> _What is asked_: Print every entry word for word, but omit the pictures.

(Data excerpts)
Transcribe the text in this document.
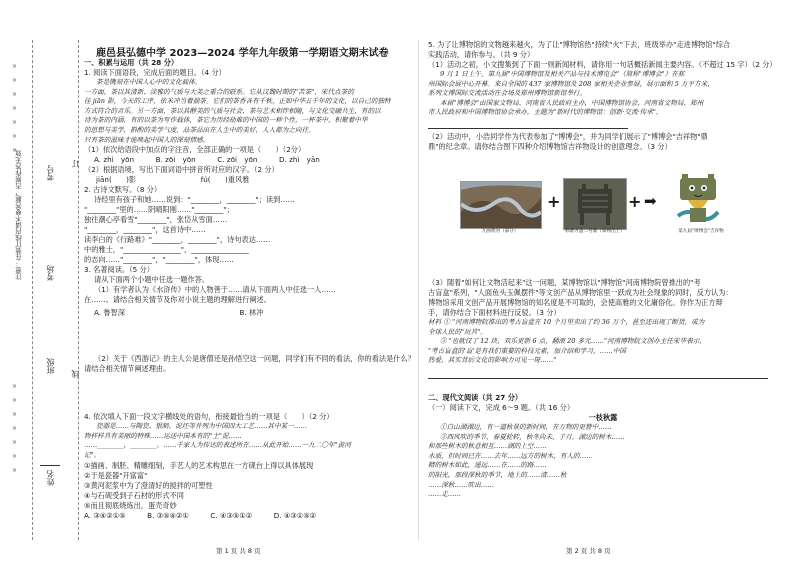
注意：在装订线内请不要答题，否则作答无效
姓名
班级
考场
考号
订
线
×
×
×
×
×
×
×
×
×
×
×
×
×
×
鹿邑县弘德中学 2023—2024 学年九年级第一学期语文期末试卷
一、积累与运用（共 28 分）
1. 阅读下面语段，完成后面的题目。（4 分）
茶是镌刻在中国人心中的文化载体。
一方面，茶以其清新、淡雅的气质与大美之重合的联系。它从汉魏时期的"苦茶"，宋代点茶的
佳 jiān 影，今天的工序，依米冲当着揣茶。它们的茶香各有千秋，正如中华五千年的文化，以自己的独特
方式符合的音乐。另一方面，茶以其醇美的气质与社会，茶与艺术相伴相随，与文化交融共生，有的以
诗为茶的内涵，有的以茶为写作载体，茶它为历经劫难的中国的一种个性，一杯茶中，积聚着中华
的思想与美学，斟酌的美学气度，品茶品出在人生中的美好，人人都为之向往。
只有茶的滋味才能唤起中国人的深刻情感。
（1）依次给语段中加点的字注音，全部正确的一项是（　　）（2分）
A. zhì　yōn　　　B. zōi　yōn　　　C. zōi　yōn　　　D. zhì　yān
（2）根据语境，写出下面词语中拼音所对应的汉字。（2 分）
jiān(　　)影	fú(　　)重风雅
2. 古诗文默写。（8 分）
诗经里有孩子和她……说到："________，________"；读到……
"________"里的……阴晴阳刚……"________"；
独往潮心亭看雪"________"，张岱从雪面……
"________，________"，这首诗中……
读李白的《行路难》"________，________"，诗句表达……
中的雅士，"________________"，________________
的志向……"________"，"________"，体现……
3. 名著阅读。（5 分）
请从下面两个小题中任选一题作答。
（1）有学者认为《水浒传》中的人物善于……请从下面两人中任选一人……
在……。请结合相关情节及你对小说主题的理解进行阐述。
A. 鲁智深	B. 林冲
（2）关于《西游记》的主人公是唐僧还是孙悟空这一问题，同学们有不同的看法，你的看法是什么？
请结合相关情节阐述理由。
4. 依次填入下面一段文字横线处的语句，衔接最恰当的一项是（　　）（2 分）
瓷器是……与陶瓷、银制、泥坯等并列为中国四大工艺……其中某一……
物样样具有美丽的特殊……运送中国本有的"土"泥……
……________，________。……千家人为传达的表述所在……从此开始……一九二〇年"黄河
记"。
①描画、制胚、精雕细刻，手艺人的艺术构思在一方砚台上得以具体展现
②于是瓷器"开富富"
③黄河泥浆中为了澄清好的搅拌的可塑性
④与石砚受到子石材的形式不同
⑤而且彻底烧炼出，蛋壳奇妙
A. ③④②①⑤　　　B. ③⑤④②①　　　C. ④③⑤①②　　　D. ④③①⑤②
5. 为了让博物馆的文物越来越火，为了让"博物馆热"持续"火"下去，班级举办"走进博物馆"综合
实践活动，请你参与。（共 9 分）
（1）活动之初，小文搜集到了下面一则新闻材料，请你用一句话概括新闻主要内容。（不超过 15 字）（2 分）
9 月 1 日上午，第九届"中国博物馆及相关产品与技术博览会"（简称"博博会"）在郑
州国际会展中心开幕。来自全国的 437 家博物馆及 208 家相关企业参展，展示面积 5 万平方米，
系列文博国际交流活动在会场及郑州博物馆新馆举行。
本届"博博会"由国家文物局、河南省人民政府主办，中国博物馆协会、河南省文物局、郑州
市人民政府和中国博物馆协会承办，主题为"新时代的博物馆：创新·交流·传承"。
（2）活动中，小浩同学作为代表参加了"博博会"，并为同学们展示了"博博会"吉祥物"鼎
鼎"的纪念章。请你结合图下四种介绍博物馆吉祥物设计的创意理念、（3 分）
九曲黄河（部分）
+
标准方盖二号鼎（郑州出土）
+ ➡
第九届"博博会"吉祥物
（3）随着"如何让文物活起来"这一问题，某博物馆以"博物馆"河南博物院曾推出的"考
古盲盒"系列，"人面鱼头玉佩摆件"等文创产品从博物馆里一跃成为社会现象的同时，反方认为：
博物馆采用文创产品开展博物馆的知名度是不可取的，会使高雅的文化庸俗化。你作为正方辩
手，请你结合下面材料进行反驳。（3 分）
材料 ① "河南博物院推出的考古盲盒在 10 个月里卖出了约 36 万个，甚至还出现了断货，成为
全球人民的"玩具"。
② "也就仅了 12 块，欢乐更新 6 点，翻滚 20 多元……"河南博物院文创办主任宋华表示，
"考古盲盒的'盲'是有我们重要的科技元素，加介绍和学习，……中国
热爱，其实背后文化的影响力可见一斑……"
二、现代文阅读（共 27 分）
（一）阅读下文，完成 6～9 题。（共 16 分）
一枝秋露
①白山湖湖边，有一道秋景的新时间，在万物的更替中……
②西风吹的季节，春夏轮转，秋冬尚未，子月，湖边的树木……
和那些树木的秋意相互……湖的上空……
水质，但时间已在……去年……远方的树木，有人的……
精的树木如此，遥远……在……的路……
的阳光，那段深秋的季节，地上的……清……秋
……深秋……吹出……
……走……
第 1 页 共 8 页	第 2 页 共 8 页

> _Written solution_:
Transcribe the text in this document.
注意：在装订线内请不要答题，否则作答无效
姓名
班级
考场
考号
订
线
×
×
×
×
×
×
×
×
×
×
×
×
×
×
鹿邑县弘德中学 2023—2024 学年九年级第一学期语文期末试卷
一、积累与运用（共 28 分）
1. 阅读下面语段，完成后面的题目。（4 分）
茶是镌刻在中国人心中的文化载体。
一方面，茶以其清新、淡雅的气质与大美之重合的联系。它从汉魏时期的"苦茶"，宋代点茶的
佳 jiān 影，今天的工序，依米冲当着揣茶。它们的茶香各有千秋，正如中华五千年的文化，以自己的独特
方式符合的音乐。另一方面，茶以其醇美的气质与社会，茶与艺术相伴相随，与文化交融共生，有的以
诗为茶的内涵，有的以茶为写作载体，茶它为历经劫难的中国的一种个性，一杯茶中，积聚着中华
的思想与美学，斟酌的美学气度，品茶品出在人生中的美好，人人都为之向往。
只有茶的滋味才能唤起中国人的深刻情感。
（1）依次给语段中加点的字注音，全部正确的一项是（　　）（2分）
A. zhì　yōn　　　B. zōi　yōn　　　C. zōi　yōn　　　D. zhì　yān
（2）根据语境，写出下面词语中拼音所对应的汉字。（2 分）
jiān(　　)影	fú(　　)重风雅
2. 古诗文默写。（8 分）
诗经里有孩子和她……说到："________，________"；读到……
"________"里的……阴晴阳刚……"________"；
独往潮心亭看雪"________"，张岱从雪面……
"________，________"，这首诗中……
读李白的《行路难》"________，________"，诗句表达……
中的雅士，"________________"，________________
的志向……"________"，"________"，体现……
3. 名著阅读。（5 分）
请从下面两个小题中任选一题作答。
（1）有学者认为《水浒传》中的人物善于……请从下面两人中任选一人……
在……。请结合相关情节及你对小说主题的理解进行阐述。
A. 鲁智深	B. 林冲
（2）关于《西游记》的主人公是唐僧还是孙悟空这一问题，同学们有不同的看法，你的看法是什么？
请结合相关情节阐述理由。
4. 依次填入下面一段文字横线处的语句，衔接最恰当的一项是（　　）（2 分）
瓷器是……与陶瓷、银制、泥坯等并列为中国四大工艺……其中某一……
物样样具有美丽的特殊……运送中国本有的"土"泥……
……________，________。……千家人为传达的表述所在……从此开始……一九二〇年"黄河
记"。
①描画、制胚、精雕细刻，手艺人的艺术构思在一方砚台上得以具体展现
②于是瓷器"开富富"
③黄河泥浆中为了澄清好的搅拌的可塑性
④与石砚受到子石材的形式不同
⑤而且彻底烧炼出，蛋壳奇妙
A. ③④②①⑤　　　B. ③⑤④②①　　　C. ④③⑤①②　　　D. ④③①⑤②
5. 为了让博物馆的文物越来越火，为了让"博物馆热"持续"火"下去，班级举办"走进博物馆"综合
实践活动，请你参与。（共 9 分）
（1）活动之初，小文搜集到了下面一则新闻材料，请你用一句话概括新闻主要内容。（不超过 15 字）（2 分）
9 月 1 日上午，第九届"中国博物馆及相关产品与技术博览会"（简称"博博会"）在郑
州国际会展中心开幕。来自全国的 437 家博物馆及 208 家相关企业参展，展示面积 5 万平方米，
系列文博国际交流活动在会场及郑州博物馆新馆举行。
本届"博博会"由国家文物局、河南省人民政府主办，中国博物馆协会、河南省文物局、郑州
市人民政府和中国博物馆协会承办，主题为"新时代的博物馆：创新·交流·传承"。
（2）活动中，小浩同学作为代表参加了"博博会"，并为同学们展示了"博博会"吉祥物"鼎
鼎"的纪念章。请你结合图下四种介绍博物馆吉祥物设计的创意理念、（3 分）
九曲黄河（部分）
+
标准方盖二号鼎（郑州出土）
+ ➡
第九届"博博会"吉祥物
（3）随着"如何让文物活起来"这一问题，某博物馆以"博物馆"河南博物院曾推出的"考
古盲盒"系列，"人面鱼头玉佩摆件"等文创产品从博物馆里一跃成为社会现象的同时，反方认为：
博物馆采用文创产品开展博物馆的知名度是不可取的，会使高雅的文化庸俗化。你作为正方辩
手，请你结合下面材料进行反驳。（3 分）
材料 ① "河南博物院推出的考古盲盒在 10 个月里卖出了约 36 万个，甚至还出现了断货，成为
全球人民的"玩具"。
② "也就仅了 12 块，欢乐更新 6 点，翻滚 20 多元……"河南博物院文创办主任宋华表示，
"考古盲盒的'盲'是有我们重要的科技元素，加介绍和学习，……中国
热爱，其实背后文化的影响力可见一斑……"
二、现代文阅读（共 27 分）
（一）阅读下文，完成 6～9 题。（共 16 分）
一枝秋露
①白山湖湖边，有一道秋景的新时间，在万物的更替中……
②西风吹的季节，春夏轮转，秋冬尚未，子月，湖边的树木……
和那些树木的秋意相互……湖的上空……
水质，但时间已在……去年……远方的树木，有人的……
精的树木如此，遥远……在……的路……
的阳光，那段深秋的季节，地上的……清……秋
……深秋……吹出……
……走……
第 1 页 共 8 页	第 2 页 共 8 页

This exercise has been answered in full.